##### Task inputs #####
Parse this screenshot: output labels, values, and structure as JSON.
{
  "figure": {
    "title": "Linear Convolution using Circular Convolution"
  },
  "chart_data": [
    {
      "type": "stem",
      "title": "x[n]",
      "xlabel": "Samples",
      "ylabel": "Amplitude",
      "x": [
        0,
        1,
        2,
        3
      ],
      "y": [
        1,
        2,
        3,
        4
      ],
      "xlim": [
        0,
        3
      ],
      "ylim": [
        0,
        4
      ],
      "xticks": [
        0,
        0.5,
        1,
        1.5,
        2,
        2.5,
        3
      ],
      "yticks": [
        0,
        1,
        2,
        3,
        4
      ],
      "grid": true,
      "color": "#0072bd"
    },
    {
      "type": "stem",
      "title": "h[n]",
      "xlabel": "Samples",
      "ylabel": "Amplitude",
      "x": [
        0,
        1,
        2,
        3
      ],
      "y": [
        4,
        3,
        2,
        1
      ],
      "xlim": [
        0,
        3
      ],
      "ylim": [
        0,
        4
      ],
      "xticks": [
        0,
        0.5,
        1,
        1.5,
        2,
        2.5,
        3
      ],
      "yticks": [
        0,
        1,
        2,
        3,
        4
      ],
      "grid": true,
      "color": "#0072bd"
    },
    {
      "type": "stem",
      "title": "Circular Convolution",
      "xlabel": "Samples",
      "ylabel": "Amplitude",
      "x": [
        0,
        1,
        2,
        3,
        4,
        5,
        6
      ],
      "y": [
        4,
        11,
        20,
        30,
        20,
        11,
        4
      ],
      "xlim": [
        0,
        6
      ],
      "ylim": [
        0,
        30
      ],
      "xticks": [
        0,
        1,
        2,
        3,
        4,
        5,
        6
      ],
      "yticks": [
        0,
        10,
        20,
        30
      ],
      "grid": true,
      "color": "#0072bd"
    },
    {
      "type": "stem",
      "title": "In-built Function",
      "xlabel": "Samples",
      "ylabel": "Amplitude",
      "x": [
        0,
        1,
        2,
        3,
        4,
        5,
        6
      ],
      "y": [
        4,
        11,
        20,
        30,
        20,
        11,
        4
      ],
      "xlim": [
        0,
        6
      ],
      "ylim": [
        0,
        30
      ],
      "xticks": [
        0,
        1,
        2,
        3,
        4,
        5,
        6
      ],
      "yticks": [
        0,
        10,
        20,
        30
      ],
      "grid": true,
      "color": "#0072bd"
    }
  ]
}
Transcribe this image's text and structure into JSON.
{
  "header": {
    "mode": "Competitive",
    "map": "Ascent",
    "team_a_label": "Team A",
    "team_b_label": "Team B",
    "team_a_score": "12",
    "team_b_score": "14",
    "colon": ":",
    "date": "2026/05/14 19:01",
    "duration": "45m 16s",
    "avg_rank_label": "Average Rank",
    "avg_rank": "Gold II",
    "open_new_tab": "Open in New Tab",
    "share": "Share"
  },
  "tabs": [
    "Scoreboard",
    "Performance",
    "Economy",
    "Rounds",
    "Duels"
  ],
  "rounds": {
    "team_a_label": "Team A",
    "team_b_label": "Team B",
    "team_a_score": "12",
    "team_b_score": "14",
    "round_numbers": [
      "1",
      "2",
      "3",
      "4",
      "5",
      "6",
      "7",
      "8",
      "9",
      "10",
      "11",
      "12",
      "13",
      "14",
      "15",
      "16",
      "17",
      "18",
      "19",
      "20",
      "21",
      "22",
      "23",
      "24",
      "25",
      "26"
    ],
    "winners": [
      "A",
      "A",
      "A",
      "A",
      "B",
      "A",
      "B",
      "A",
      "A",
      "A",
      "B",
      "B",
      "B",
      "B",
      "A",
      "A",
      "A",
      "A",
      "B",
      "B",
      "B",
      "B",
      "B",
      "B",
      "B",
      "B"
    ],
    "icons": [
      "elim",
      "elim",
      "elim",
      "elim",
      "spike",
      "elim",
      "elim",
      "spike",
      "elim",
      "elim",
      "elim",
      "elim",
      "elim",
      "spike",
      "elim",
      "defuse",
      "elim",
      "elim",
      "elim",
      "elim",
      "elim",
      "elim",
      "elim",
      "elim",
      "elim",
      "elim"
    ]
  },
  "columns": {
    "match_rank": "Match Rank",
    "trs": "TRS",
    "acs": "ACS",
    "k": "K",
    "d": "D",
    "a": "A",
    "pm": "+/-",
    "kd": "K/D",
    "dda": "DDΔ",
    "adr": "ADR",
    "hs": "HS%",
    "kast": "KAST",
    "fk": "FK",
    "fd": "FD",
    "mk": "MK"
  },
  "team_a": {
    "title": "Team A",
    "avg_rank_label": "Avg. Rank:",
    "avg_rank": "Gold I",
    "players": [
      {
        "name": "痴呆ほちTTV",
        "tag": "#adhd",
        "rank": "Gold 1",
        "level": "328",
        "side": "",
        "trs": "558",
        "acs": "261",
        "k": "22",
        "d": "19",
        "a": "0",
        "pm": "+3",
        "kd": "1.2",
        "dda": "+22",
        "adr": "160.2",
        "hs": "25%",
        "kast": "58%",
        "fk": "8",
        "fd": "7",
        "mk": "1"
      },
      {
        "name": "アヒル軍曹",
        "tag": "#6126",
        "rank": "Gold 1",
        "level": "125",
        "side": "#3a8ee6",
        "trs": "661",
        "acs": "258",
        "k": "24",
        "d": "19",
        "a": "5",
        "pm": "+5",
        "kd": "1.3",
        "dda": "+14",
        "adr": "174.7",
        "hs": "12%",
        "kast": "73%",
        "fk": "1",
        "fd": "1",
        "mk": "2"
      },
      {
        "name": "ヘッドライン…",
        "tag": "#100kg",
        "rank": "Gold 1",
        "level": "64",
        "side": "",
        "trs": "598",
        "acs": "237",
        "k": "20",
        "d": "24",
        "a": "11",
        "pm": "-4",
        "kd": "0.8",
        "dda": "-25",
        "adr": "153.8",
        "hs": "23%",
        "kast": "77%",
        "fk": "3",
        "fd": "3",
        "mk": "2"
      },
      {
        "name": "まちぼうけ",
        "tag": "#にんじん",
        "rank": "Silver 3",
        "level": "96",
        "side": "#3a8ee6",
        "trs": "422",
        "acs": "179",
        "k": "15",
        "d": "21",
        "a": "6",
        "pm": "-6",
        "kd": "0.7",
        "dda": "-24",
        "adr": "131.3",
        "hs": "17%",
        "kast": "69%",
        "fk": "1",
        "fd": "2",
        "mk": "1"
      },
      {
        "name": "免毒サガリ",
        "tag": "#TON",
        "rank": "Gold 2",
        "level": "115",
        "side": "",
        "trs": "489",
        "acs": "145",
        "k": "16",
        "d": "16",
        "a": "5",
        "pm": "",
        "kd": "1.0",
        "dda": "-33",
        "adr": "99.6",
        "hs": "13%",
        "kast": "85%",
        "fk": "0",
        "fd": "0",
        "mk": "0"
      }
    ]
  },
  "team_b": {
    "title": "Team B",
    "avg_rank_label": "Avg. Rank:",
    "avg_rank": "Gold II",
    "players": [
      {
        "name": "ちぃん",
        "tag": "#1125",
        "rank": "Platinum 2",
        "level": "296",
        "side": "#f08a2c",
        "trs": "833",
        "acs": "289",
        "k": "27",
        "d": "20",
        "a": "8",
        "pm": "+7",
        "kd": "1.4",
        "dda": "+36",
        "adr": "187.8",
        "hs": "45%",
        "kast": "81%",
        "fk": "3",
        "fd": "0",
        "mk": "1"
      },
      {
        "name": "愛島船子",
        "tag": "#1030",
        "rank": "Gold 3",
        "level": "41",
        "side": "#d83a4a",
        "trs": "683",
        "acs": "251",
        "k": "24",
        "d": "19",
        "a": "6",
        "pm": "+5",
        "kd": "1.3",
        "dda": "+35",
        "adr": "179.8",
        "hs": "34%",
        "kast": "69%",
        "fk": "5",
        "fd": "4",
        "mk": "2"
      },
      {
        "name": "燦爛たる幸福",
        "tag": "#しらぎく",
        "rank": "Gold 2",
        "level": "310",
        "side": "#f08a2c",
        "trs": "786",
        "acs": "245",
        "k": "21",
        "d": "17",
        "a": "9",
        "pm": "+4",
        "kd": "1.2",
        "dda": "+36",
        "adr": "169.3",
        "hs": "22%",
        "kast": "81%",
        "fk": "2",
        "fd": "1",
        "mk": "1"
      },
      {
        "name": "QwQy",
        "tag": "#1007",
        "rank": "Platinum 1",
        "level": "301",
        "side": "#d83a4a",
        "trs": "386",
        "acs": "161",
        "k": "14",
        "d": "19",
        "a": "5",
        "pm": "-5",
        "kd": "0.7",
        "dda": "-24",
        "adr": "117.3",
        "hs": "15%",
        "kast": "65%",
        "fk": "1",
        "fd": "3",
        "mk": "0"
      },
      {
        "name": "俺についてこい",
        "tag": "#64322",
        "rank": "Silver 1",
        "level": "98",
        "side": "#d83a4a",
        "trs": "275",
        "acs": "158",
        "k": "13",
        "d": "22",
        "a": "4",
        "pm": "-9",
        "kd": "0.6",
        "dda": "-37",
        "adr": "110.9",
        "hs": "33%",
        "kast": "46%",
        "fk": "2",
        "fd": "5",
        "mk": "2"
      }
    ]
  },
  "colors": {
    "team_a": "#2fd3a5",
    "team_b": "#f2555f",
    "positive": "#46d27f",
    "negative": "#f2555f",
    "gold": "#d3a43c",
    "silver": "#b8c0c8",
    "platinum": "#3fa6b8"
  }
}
#####
▶ _Goal_
In the listing above, find each line with the word "JSON" and copy it.

▶ _Solution for this exercise_
Parse this screenshot: output labels, values, and structure as JSON.
Transcribe this image's text and structure into JSON.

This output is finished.